--- Vos tâches ---
1 > Dans le texte sur la visite d’Emmanuel Macron en Inde, remplacez "Reporters sans Frontières" par "RSF" dans le passage qui commence aux mots "Une journaliste menacée" et s’arrête après "concessions aux Occidentaux.".
2 > D’après le texte sur la visite d’Emmanuel Macron en Inde, depuis quand Vanessa Dougnac est-elle interdite d’exercer son métier dans ce pays ?

La visite d’Emmanuel Macron se déroule alors que le régime de Narendra Modi semble avoir basculé. Quelques jours avant la visite du chef de l’Etat français, le Premier ministre, brouillant la frontière entre politique et religieux, a inauguré triomphalement un temple hindou à la gloire du dieu Ram en lieu et place d’une mosquée détruite par des fanatiques hindous en 1992. Depuis son arrivée au pouvoir en 2014, le sort des minorités religieuses, et plus particulièrement des 200 millions de musulmans, inquiète dans ce pays où la laïcité est pourtant garantie par la Constitution.
Une journaliste menacée d’expulsion
Alors que les autorités indiennes ont déroulé le tapis rouge pour Emmanuel Macron, elles menacent d’expulser la correspondante de La Croix et du Point installée en Inde depuis plus vingt ans. Accusée de reportages « malveillants », Vanessa Dougnac, l’une des meilleures connaisseuses de la région, a nié les accusations qui pèsent contre elle. Le pays, autrefois caractérisé par une presse dynamique et critique, se classe aujourd’hui à la 161e position sur 180 pays, du classement annuel de la liberté de la presse réalisé par Reporters sans Frontières.
Vanessa Dougnac est interdite d’exercer son métier en Inde depuis septembre 2022. L’ambassade de France en Inde et l’Elysée ont à de multiples reprises tenté d’intervenir. En vain. Signe de l’affirmation croissante de l’Inde, qui n’est plus prête à faire des concessions aux Occidentaux.

--- Données fournies ---
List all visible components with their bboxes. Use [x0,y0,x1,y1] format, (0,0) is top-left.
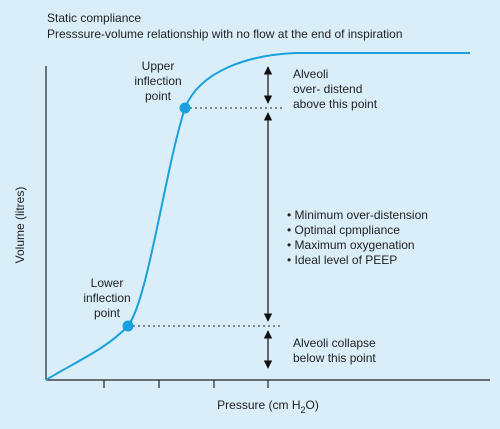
bottom-note: Alveoli collapse below this point [293,336,376,365]
x-label-text: Pressure (cm H [217,398,300,412]
note-line: above this point [293,97,378,111]
title: Static compliance [47,11,141,25]
middle-note: • Minimum over-distension • Optimal cpmp… [287,208,428,267]
pv-curve [45,52,470,381]
bullet: • Optimal cpmpliance [287,223,400,237]
dotted-lines [128,107,282,327]
label-line: Lower [91,276,124,290]
note-line: over- distend [293,82,362,96]
x-label-sub: 2 [300,405,305,415]
lower-point [122,320,134,332]
note-line: Alveoli [293,67,328,81]
x-axis-label: Pressure (cm H2O) [217,398,319,415]
note-line: below this point [293,351,376,365]
label-line: point [94,306,121,320]
x-label-end: O) [306,398,319,412]
label-line: Upper [142,59,175,73]
lower-label: Lower inflection point [83,276,130,320]
bullet: • Maximum oxygenation [287,238,415,252]
note-line: Alveoli collapse [293,336,376,350]
subtitle: Presssure-volume relationship with no fl… [47,27,403,41]
y-axis-label: Volume (litres) [13,187,27,264]
bullet: • Ideal level of PEEP [287,253,397,267]
label-line: inflection [134,74,181,88]
label-line: inflection [83,291,130,305]
upper-label: Upper inflection point [134,59,181,103]
bullet: • Minimum over-distension [287,208,428,222]
upper-point [179,102,191,114]
axes [45,66,490,388]
label-line: point [145,89,172,103]
top-note: Alveoli over- distend above this point [293,67,378,111]
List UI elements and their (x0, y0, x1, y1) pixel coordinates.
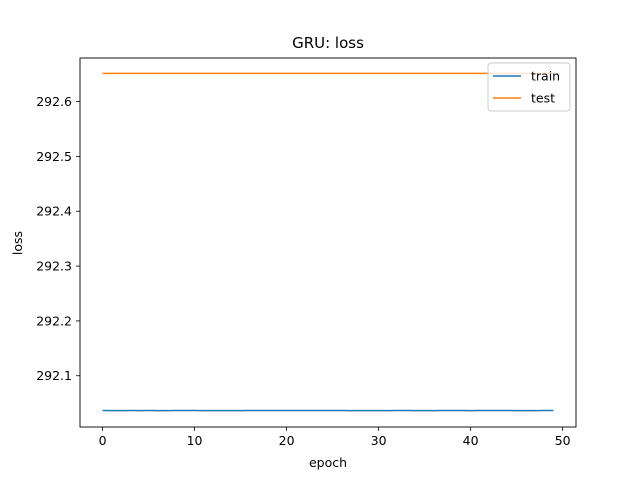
legend: train test (487, 62, 571, 112)
x-tick-label: 20 (279, 433, 295, 448)
y-axis: 292.1 292.2 292.3 292.4 292.5 292.6 (36, 94, 80, 383)
x-axis: 0 10 20 30 40 50 (99, 427, 571, 448)
series-layer (102, 72, 554, 412)
chart-title: GRU: loss (292, 34, 364, 52)
axes-frame (79, 57, 577, 428)
y-tick-label: 292.5 (36, 149, 72, 164)
x-tick-label: 0 (99, 433, 107, 448)
y-tick-label: 292.6 (36, 94, 72, 109)
x-tick-label: 10 (187, 433, 203, 448)
x-tick-label: 30 (371, 433, 387, 448)
legend-box (487, 62, 571, 112)
x-tick-label: 40 (463, 433, 479, 448)
x-axis-title: epoch (309, 455, 347, 470)
legend-label-test: test (531, 91, 555, 106)
y-tick-label: 292.1 (36, 368, 72, 383)
x-tick-label: 50 (555, 433, 571, 448)
y-axis-title: loss (10, 231, 25, 255)
y-tick-label: 292.2 (36, 313, 72, 328)
y-tick-label: 292.3 (36, 259, 72, 274)
y-tick-label: 292.4 (36, 204, 72, 219)
legend-label-train: train (531, 69, 560, 84)
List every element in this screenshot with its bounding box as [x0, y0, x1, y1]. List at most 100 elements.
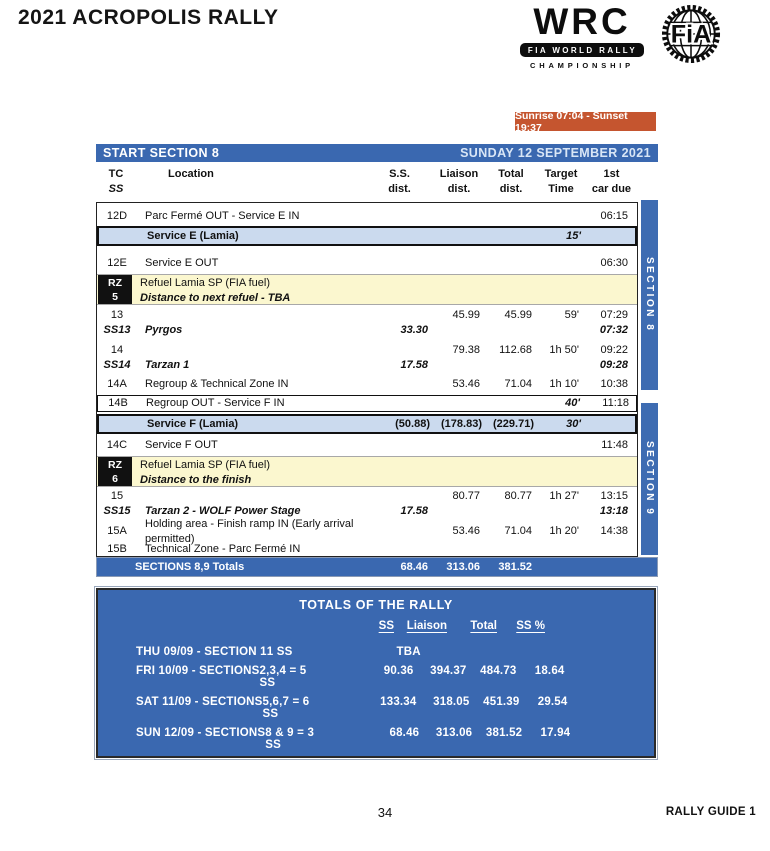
tc-column-header: TC SS — [108, 168, 124, 195]
service-e-row: Service E (Lamia) 15' — [97, 226, 637, 246]
total-cell: 112.68 — [499, 344, 532, 356]
tc-cell: 12E — [107, 257, 127, 269]
location-cell: Technical Zone - Parc Fermé IN — [145, 543, 301, 555]
target-time-column-header: Target Time — [544, 168, 578, 195]
tc-cell: 14C — [106, 439, 128, 451]
sunrise-sunset-banner: Sunrise 07:04 - Sunset 19:37 — [515, 110, 656, 134]
fia-globe-icon: FiA — [661, 4, 721, 64]
sections-totals-band: SECTIONS 8,9 Totals 68.46 313.06 381.52 — [96, 557, 658, 577]
ss-pct-column-header: SS % — [516, 620, 545, 632]
target-cell: 40' — [565, 397, 580, 409]
total-cell: (229.71) — [493, 417, 534, 430]
totals-row-thu: THU 09/09 - SECTION 1 1 SS TBA — [136, 646, 421, 658]
due-cell: 09:22 09:28 — [599, 344, 628, 371]
rally-totals-box: TOTALS OF THE RALLY SS Liaison Total SS … — [94, 586, 658, 772]
tc-cell: 14B — [108, 397, 128, 409]
wrc-wordmark: WRC — [533, 1, 631, 42]
totals-row-fri: FRI 10/09 - SECTIONS 2,3,4 = 5 SS 90.36 … — [136, 665, 565, 689]
ss-dist-cell: 33.30 — [400, 324, 428, 336]
section-9-sidebar: SECTION 9 — [641, 403, 658, 555]
target-cell: 30' — [566, 417, 581, 430]
sections-totals-label: SECTIONS 8,9 Totals — [135, 561, 245, 573]
tc-cell: 14 SS14 — [103, 344, 131, 371]
stage-name-cell: Tarzan 2 - WOLF Power Stage — [145, 505, 301, 517]
ss-dist-cell: 17.58 — [400, 505, 428, 517]
itinerary-row-15a: 15A Holding area - Finish ramp IN (Early… — [97, 518, 637, 545]
tc-cell: 15B — [107, 543, 127, 555]
rally-totals-headers: SS Liaison Total SS % — [98, 620, 654, 632]
liaison-cell: 45.99 — [452, 309, 480, 321]
total-column-header: Total — [470, 620, 497, 632]
due-cell: 13:15 13:18 — [599, 490, 628, 517]
page-number: 34 — [377, 805, 393, 820]
refuel-text: Refuel Lamia SP (FIA fuel) Distance to n… — [140, 277, 291, 304]
totals-row-sat: SAT 11/09 - SECTIONS 5,6,7 = 6 SS 133.34… — [136, 696, 568, 720]
itinerary-row-12d: 12D Parc Fermé OUT - Service E IN 06:15 — [97, 206, 637, 226]
due-cell: 06:15 — [600, 209, 628, 222]
tc-cell: 13 SS13 — [103, 309, 131, 336]
liaison-cell: 53.46 — [452, 525, 480, 537]
liaison-dist-column-header: Liaison dist. — [439, 168, 479, 195]
ss-column-header: SS — [378, 620, 394, 632]
liaison-column-header: Liaison — [406, 620, 447, 632]
wrc-logo: WRC FIA WORLD RALLY CHAMPIONSHIP — [516, 1, 648, 70]
sections-liaison-total: 313.06 — [446, 561, 480, 573]
ss-dist-cell: 17.58 — [400, 359, 428, 371]
page-title: 2021 ACROPOLIS RALLY — [18, 6, 279, 29]
section-8-sidebar: SECTION 8 — [641, 200, 658, 390]
location-cell: Service F OUT — [145, 439, 218, 451]
rally-totals-title: TOTALS OF THE RALLY — [299, 598, 453, 612]
refuel-zone-5-row: RZ 5 Refuel Lamia SP (FIA fuel) Distance … — [97, 274, 637, 305]
stage-row-ss13: 13 SS13 Pyrgos 33.30 45.99 45.99 59' 07:… — [97, 307, 637, 340]
ss-dist-cell: (50.88) — [395, 417, 430, 430]
service-label: Service F (Lamia) — [147, 417, 239, 430]
total-cell: 45.99 — [504, 309, 532, 321]
itinerary-row-14c: 14C Service F OUT 11:48 — [97, 437, 637, 454]
sections-total-dist: 381.52 — [498, 561, 532, 573]
tc-cell: 14A — [107, 378, 127, 390]
target-cell: 1h 10' — [549, 378, 579, 390]
target-cell: 1h 27' — [549, 490, 579, 502]
totals-row-sun: SUN 12/09 - SECTIONS 8 & 9 = 3 SS 68.46 … — [136, 727, 571, 751]
itinerary-row-12e: 12E Service E OUT 06:30 — [97, 255, 637, 272]
target-cell: 1h 50' — [549, 344, 579, 356]
itinerary-row-14b: 14B Regroup OUT - Service F IN 40' 11:18 — [97, 395, 637, 412]
total-cell: 71.04 — [504, 378, 532, 390]
fia-logo: FiA — [656, 4, 726, 69]
liaison-cell: 79.38 — [452, 344, 480, 356]
stage-name-cell: Pyrgos — [145, 324, 183, 336]
tc-cell: 12D — [106, 209, 128, 222]
section-date-label: SUNDAY 12 SEPTEMBER 2021 — [460, 146, 651, 160]
refuel-text: Refuel Lamia SP (FIA fuel) Distance to t… — [140, 459, 271, 486]
rally-guide-label: RALLY GUIDE 1 — [665, 806, 756, 818]
itinerary-row-15b: 15B Technical Zone - Parc Fermé IN — [97, 541, 637, 556]
tc-cell: 15 SS15 — [103, 490, 131, 517]
itinerary-row-14a: 14A Regroup & Technical Zone IN 53.46 71… — [97, 376, 637, 393]
totals-row-grand: TOTAL 15 SS 292.16 1025.48 1317.64 22.17 — [136, 760, 545, 772]
target-cell: 15' — [566, 229, 581, 242]
rz-badge: RZ 5 — [98, 275, 132, 304]
location-cell: Parc Fermé OUT - Service E IN — [145, 209, 300, 222]
liaison-cell: (178.83) — [441, 417, 482, 430]
first-car-due-column-header: 1st car due — [591, 168, 632, 195]
liaison-cell: 80.77 — [452, 490, 480, 502]
stage-row-ss15: 15 SS15 Tarzan 2 - WOLF Power Stage 17.5… — [97, 488, 637, 521]
section-start-label: START SECTION 8 — [103, 146, 220, 160]
total-dist-column-header: Total dist. — [498, 168, 524, 195]
stage-row-ss14: 14 SS14 Tarzan 1 17.58 79.38 112.68 1h 5… — [97, 342, 637, 374]
location-cell: Regroup OUT - Service F IN — [146, 397, 285, 409]
wrc-fia-world-rally-banner: FIA WORLD RALLY — [519, 43, 645, 57]
location-column-header: Location — [168, 168, 214, 180]
service-f-row: Service F (Lamia) (50.88) (178.83) (229.… — [97, 414, 637, 434]
due-cell: 06:30 — [600, 257, 628, 269]
refuel-zone-6-row: RZ 6 Refuel Lamia SP (FIA fuel) Distance … — [97, 456, 637, 487]
target-cell: 59' — [564, 309, 579, 321]
wrc-championship-label: CHAMPIONSHIP — [530, 61, 634, 70]
ss-dist-column-header: S.S. dist. — [388, 168, 411, 195]
liaison-cell: 53.46 — [452, 378, 480, 390]
rz-badge: RZ 6 — [98, 457, 132, 486]
itinerary-titlebar: START SECTION 8 SUNDAY 12 SEPTEMBER 2021 — [96, 144, 658, 162]
total-cell: 80.77 — [504, 490, 532, 502]
sections-ss-total: 68.46 — [400, 561, 428, 573]
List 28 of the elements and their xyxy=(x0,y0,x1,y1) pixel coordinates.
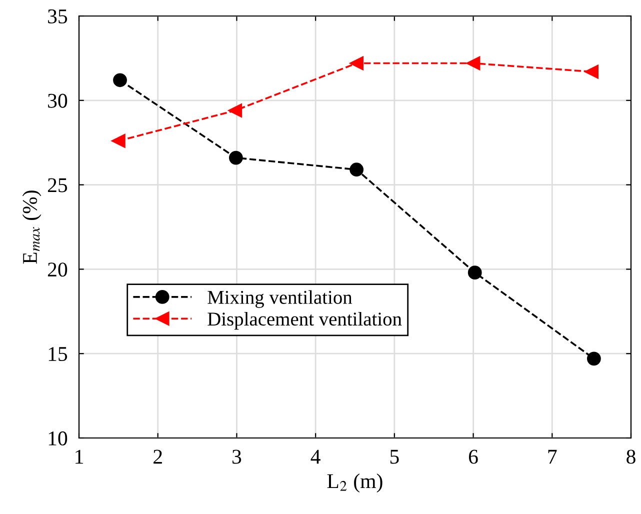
point xyxy=(466,56,480,70)
x-tick-label: 7 xyxy=(548,450,557,464)
y-axis-title: E$_{max}$ (%) xyxy=(22,190,42,264)
y-tick-label: 15 xyxy=(48,347,68,362)
y-tick-label: 20 xyxy=(48,262,68,277)
point xyxy=(228,150,243,165)
y-tick-label: 35 xyxy=(48,9,68,24)
x-tick-label: 5 xyxy=(390,450,399,464)
legend-label: Displacement ventilation xyxy=(208,312,402,330)
point xyxy=(228,104,242,118)
y-tick-label: 10 xyxy=(48,431,68,446)
point xyxy=(586,352,601,366)
x-axis-title: L$_{2}$ (m) xyxy=(327,474,382,492)
point xyxy=(113,73,127,88)
point xyxy=(584,64,599,79)
point xyxy=(350,162,364,177)
y-tick-label: 25 xyxy=(48,178,68,192)
x-tick-label: 4 xyxy=(310,450,320,464)
x-tick-label: 8 xyxy=(626,450,636,464)
y-tick-label: 30 xyxy=(48,94,68,108)
x-tick-label: 2 xyxy=(154,450,162,464)
legend-label: Mixing ventilation xyxy=(208,290,352,308)
point xyxy=(468,266,482,280)
x-tick-label: 3 xyxy=(232,450,242,464)
point xyxy=(111,134,126,148)
x-tick-label: 6 xyxy=(468,450,478,464)
point xyxy=(350,56,364,70)
x-tick-label: 1 xyxy=(76,450,83,464)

--- Réponses par tâche ---
1 >
Une journaliste menacée d’expulsion
Alors que les autorités indiennes ont déroulé le tapis rouge pour Emmanuel Macron, elles menacent d’expulser la correspondante de La Croix et du Point installée en Inde depuis plus vingt ans. Accusée de reportages « malveillants », Vanessa Dougnac, l’une des meilleures connaisseuses de la région, a nié les accusations qui pèsent contre elle. Le pays, autrefois caractérisé par une presse dynamique et critique, se classe aujourd’hui à la 161e position sur 180 pays, du classement annuel de la liberté de la presse réalisé par RSF.
Vanessa Dougnac est interdite d’exercer son métier en Inde depuis septembre 2022. L’ambassade de France en Inde et l’Elysée ont à de multiples reprises tenté d’intervenir. En vain. Signe de l’affirmation croissante de l’Inde, qui n’est plus prête à faire des concessions aux Occidentaux.

2 > Depuis septembre 2022.